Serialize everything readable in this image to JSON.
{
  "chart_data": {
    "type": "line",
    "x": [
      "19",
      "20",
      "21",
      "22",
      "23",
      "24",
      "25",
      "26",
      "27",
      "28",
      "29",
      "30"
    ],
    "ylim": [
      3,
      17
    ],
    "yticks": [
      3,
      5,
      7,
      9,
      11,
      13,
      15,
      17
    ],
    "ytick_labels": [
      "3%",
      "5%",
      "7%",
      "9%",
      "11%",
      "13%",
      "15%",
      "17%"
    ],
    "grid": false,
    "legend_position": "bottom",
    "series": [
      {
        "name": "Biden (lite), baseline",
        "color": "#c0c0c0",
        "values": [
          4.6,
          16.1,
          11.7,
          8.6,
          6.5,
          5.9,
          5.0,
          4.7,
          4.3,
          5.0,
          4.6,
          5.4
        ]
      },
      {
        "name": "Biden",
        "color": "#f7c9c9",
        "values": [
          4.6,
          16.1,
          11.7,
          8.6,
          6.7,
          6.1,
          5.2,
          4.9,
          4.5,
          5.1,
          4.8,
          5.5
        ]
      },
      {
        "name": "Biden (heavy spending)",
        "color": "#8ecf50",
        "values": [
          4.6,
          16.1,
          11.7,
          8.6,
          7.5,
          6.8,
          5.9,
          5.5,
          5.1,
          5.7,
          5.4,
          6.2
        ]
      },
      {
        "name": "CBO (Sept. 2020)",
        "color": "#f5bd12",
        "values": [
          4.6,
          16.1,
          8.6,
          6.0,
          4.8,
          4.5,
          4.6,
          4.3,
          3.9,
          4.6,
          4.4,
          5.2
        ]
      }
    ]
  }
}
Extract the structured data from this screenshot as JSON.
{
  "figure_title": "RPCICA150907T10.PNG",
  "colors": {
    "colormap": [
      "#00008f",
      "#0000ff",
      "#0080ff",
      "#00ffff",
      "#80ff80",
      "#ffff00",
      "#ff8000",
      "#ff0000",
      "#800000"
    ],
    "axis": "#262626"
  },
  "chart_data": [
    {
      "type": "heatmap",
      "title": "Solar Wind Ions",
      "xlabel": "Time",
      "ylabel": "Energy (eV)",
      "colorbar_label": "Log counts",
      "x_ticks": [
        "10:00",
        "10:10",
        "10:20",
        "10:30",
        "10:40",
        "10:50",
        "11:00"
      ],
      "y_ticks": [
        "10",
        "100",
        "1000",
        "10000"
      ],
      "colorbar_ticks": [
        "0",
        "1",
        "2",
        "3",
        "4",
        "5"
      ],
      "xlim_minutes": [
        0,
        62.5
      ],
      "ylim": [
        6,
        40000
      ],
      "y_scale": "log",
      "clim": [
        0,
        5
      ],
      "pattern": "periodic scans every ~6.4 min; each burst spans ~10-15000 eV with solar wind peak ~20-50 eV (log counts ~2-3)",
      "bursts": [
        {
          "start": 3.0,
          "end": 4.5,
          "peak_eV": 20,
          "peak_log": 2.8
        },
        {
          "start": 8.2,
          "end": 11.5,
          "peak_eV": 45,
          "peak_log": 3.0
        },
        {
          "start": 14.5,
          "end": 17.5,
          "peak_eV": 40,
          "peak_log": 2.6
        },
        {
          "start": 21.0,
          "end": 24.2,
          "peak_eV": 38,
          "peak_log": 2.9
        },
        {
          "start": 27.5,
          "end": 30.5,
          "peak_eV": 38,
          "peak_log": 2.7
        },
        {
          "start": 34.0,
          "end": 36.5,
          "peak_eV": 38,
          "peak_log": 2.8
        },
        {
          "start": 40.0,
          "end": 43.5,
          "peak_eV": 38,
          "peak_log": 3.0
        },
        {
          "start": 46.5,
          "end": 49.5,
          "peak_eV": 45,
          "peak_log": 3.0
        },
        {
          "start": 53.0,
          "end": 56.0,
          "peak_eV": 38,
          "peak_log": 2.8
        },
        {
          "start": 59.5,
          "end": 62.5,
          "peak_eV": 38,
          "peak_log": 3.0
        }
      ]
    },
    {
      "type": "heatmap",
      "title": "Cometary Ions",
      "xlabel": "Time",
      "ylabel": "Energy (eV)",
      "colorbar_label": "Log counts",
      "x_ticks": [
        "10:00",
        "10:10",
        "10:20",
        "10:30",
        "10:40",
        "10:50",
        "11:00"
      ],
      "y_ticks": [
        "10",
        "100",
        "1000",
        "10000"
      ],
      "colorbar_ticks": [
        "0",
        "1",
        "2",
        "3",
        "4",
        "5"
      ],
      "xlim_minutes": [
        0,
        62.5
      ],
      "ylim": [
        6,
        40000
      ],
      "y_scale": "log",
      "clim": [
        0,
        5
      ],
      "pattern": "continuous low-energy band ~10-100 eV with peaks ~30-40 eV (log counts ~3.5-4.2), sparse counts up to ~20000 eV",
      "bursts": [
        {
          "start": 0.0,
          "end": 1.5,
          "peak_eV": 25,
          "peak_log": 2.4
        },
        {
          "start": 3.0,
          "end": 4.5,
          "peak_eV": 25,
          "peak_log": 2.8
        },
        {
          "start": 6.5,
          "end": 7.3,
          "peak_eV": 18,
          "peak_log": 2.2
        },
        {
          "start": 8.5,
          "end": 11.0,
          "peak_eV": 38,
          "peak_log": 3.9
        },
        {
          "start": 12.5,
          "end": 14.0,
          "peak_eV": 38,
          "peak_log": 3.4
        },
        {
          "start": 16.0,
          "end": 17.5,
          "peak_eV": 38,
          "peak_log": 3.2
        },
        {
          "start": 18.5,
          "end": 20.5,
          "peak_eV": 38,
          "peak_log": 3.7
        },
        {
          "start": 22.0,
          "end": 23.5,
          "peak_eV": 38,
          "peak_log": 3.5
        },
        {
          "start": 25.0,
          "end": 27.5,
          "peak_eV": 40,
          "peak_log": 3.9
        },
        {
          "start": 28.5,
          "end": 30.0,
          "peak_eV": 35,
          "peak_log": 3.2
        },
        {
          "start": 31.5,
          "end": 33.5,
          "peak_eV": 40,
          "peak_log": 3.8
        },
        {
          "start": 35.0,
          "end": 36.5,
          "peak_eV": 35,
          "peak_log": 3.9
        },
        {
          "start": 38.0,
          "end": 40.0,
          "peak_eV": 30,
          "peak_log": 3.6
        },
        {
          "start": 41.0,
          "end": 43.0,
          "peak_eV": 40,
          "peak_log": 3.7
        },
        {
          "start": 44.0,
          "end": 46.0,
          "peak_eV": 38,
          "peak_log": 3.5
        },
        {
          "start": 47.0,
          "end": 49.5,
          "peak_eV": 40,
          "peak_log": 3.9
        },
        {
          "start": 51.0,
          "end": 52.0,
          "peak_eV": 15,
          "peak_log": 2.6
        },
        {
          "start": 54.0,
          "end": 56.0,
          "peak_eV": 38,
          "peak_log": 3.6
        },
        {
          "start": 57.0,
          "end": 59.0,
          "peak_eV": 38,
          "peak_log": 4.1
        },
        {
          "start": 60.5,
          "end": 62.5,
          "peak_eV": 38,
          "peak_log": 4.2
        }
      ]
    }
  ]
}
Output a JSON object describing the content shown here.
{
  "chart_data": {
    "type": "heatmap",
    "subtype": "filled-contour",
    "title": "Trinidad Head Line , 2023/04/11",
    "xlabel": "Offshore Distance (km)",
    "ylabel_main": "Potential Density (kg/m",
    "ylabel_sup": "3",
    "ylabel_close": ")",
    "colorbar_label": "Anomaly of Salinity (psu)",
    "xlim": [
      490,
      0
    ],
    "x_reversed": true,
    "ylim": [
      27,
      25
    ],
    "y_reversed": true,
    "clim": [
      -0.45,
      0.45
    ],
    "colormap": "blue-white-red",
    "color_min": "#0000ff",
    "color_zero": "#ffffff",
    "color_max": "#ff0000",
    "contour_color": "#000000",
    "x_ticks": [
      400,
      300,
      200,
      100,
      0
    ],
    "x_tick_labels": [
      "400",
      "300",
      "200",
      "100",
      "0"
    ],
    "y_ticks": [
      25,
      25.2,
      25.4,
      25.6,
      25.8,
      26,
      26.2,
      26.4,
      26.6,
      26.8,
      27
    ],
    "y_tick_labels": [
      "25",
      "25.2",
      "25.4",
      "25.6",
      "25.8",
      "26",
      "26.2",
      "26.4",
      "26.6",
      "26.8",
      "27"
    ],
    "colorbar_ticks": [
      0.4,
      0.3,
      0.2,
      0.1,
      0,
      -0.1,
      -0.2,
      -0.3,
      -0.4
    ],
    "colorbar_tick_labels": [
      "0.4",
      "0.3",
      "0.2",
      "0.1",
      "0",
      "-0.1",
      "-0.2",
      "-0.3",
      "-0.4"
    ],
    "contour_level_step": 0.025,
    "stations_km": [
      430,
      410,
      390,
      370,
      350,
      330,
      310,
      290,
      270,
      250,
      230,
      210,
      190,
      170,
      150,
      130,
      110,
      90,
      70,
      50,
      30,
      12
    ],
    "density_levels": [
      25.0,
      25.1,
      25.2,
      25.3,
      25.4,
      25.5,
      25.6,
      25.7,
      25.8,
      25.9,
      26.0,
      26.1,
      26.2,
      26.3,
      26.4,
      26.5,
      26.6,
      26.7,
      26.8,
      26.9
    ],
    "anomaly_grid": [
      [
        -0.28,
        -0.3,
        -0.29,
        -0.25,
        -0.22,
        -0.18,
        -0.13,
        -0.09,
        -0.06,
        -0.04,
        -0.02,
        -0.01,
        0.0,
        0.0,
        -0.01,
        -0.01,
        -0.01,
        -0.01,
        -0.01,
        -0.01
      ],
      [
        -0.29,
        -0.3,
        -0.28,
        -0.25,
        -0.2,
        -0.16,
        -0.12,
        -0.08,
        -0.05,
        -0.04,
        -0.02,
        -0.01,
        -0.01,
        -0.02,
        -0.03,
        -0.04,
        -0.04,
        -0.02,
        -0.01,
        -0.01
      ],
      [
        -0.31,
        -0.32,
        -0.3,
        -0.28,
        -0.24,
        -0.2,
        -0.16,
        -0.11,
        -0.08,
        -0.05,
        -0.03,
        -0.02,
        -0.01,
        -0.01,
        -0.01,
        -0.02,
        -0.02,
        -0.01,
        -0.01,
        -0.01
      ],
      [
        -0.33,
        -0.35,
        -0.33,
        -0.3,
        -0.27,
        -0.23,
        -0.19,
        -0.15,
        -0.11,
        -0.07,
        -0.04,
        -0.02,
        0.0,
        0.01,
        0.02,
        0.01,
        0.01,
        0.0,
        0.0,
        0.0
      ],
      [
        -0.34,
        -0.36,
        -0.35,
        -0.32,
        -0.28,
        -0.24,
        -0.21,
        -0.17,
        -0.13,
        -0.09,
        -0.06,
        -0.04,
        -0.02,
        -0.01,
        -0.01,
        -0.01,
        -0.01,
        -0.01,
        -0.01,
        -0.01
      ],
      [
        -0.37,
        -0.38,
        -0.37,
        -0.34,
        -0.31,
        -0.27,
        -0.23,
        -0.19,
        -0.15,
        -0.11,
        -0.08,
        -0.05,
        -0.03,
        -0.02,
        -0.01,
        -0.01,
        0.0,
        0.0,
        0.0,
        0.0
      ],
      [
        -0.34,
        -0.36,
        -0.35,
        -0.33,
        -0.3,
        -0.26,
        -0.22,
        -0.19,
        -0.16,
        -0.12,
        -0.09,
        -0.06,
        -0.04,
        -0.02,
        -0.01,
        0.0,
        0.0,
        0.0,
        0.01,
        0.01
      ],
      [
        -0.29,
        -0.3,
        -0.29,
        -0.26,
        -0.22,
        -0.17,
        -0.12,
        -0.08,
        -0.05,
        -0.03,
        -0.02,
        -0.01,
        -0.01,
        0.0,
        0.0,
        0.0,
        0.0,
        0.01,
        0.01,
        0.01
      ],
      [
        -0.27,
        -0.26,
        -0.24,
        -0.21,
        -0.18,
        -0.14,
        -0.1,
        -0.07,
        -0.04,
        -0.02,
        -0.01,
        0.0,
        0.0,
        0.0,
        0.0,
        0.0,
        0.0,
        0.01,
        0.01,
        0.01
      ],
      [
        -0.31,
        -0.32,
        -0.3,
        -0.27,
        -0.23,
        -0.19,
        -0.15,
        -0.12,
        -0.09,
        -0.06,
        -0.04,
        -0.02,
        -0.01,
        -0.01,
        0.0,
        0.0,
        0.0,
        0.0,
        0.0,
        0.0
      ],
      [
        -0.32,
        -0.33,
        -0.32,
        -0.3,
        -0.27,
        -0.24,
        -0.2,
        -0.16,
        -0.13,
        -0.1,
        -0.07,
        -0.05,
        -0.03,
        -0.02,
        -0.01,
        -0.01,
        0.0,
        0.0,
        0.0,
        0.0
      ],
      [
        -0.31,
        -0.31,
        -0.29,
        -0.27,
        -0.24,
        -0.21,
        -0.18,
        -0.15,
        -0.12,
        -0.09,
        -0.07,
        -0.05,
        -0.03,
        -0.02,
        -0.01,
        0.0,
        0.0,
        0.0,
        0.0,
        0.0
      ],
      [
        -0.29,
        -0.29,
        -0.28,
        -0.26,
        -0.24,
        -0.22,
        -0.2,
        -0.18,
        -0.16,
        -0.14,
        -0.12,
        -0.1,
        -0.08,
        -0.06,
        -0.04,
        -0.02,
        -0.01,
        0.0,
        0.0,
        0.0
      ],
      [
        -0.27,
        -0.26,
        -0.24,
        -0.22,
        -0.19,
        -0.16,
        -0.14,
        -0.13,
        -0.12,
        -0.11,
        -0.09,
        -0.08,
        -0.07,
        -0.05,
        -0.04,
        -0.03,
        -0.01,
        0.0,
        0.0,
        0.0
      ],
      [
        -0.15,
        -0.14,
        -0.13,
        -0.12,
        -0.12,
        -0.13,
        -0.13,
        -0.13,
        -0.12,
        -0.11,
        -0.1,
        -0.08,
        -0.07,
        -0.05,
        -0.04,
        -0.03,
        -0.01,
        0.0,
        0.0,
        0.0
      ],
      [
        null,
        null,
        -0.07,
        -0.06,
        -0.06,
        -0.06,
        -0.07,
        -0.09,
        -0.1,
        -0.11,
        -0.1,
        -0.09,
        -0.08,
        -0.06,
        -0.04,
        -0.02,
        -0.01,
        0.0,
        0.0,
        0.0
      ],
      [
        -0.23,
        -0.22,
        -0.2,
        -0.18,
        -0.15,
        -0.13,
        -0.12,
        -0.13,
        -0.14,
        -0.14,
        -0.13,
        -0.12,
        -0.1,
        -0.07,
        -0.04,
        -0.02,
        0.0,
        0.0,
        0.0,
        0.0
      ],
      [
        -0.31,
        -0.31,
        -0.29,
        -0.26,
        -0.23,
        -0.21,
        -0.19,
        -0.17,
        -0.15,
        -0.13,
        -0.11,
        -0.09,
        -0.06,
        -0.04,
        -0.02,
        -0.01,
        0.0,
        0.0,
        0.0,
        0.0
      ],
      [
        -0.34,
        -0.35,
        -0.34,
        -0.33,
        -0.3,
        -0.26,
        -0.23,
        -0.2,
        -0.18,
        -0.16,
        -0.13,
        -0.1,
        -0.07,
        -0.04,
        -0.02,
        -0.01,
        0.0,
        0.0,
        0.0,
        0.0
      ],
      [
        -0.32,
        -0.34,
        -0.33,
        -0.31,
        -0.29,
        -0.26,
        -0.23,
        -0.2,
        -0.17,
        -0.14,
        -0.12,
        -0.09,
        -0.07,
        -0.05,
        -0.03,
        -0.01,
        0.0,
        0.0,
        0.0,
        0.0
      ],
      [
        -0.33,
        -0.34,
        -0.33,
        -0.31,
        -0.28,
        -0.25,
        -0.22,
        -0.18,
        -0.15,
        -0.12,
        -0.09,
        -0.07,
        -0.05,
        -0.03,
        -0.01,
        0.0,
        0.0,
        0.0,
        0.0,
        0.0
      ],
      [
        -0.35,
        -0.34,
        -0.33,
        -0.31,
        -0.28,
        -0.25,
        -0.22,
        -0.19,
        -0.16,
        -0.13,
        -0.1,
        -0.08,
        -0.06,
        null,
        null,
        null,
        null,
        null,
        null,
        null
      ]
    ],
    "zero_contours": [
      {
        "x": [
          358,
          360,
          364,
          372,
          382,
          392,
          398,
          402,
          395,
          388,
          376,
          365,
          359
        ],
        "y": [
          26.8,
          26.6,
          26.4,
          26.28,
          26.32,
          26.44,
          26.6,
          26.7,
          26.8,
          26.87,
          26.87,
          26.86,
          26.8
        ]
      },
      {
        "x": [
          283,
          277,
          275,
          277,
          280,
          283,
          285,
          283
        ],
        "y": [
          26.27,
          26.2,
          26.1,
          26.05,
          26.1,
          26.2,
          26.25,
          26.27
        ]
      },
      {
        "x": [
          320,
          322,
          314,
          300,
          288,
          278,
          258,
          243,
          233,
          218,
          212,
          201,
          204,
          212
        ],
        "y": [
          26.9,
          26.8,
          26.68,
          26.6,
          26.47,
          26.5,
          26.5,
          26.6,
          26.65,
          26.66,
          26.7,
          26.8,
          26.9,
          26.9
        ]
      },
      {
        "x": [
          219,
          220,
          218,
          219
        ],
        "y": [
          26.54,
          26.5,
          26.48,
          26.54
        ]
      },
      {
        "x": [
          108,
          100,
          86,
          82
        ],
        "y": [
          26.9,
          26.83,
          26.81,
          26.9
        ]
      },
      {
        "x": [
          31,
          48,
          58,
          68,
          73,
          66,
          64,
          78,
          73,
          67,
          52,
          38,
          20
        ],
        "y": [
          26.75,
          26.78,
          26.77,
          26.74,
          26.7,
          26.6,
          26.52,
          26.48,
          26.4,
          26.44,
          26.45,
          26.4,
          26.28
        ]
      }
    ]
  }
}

Requirement. In the data above, count the lines where the word "Biden" appears; reply with the number only.

Reply to the task. 3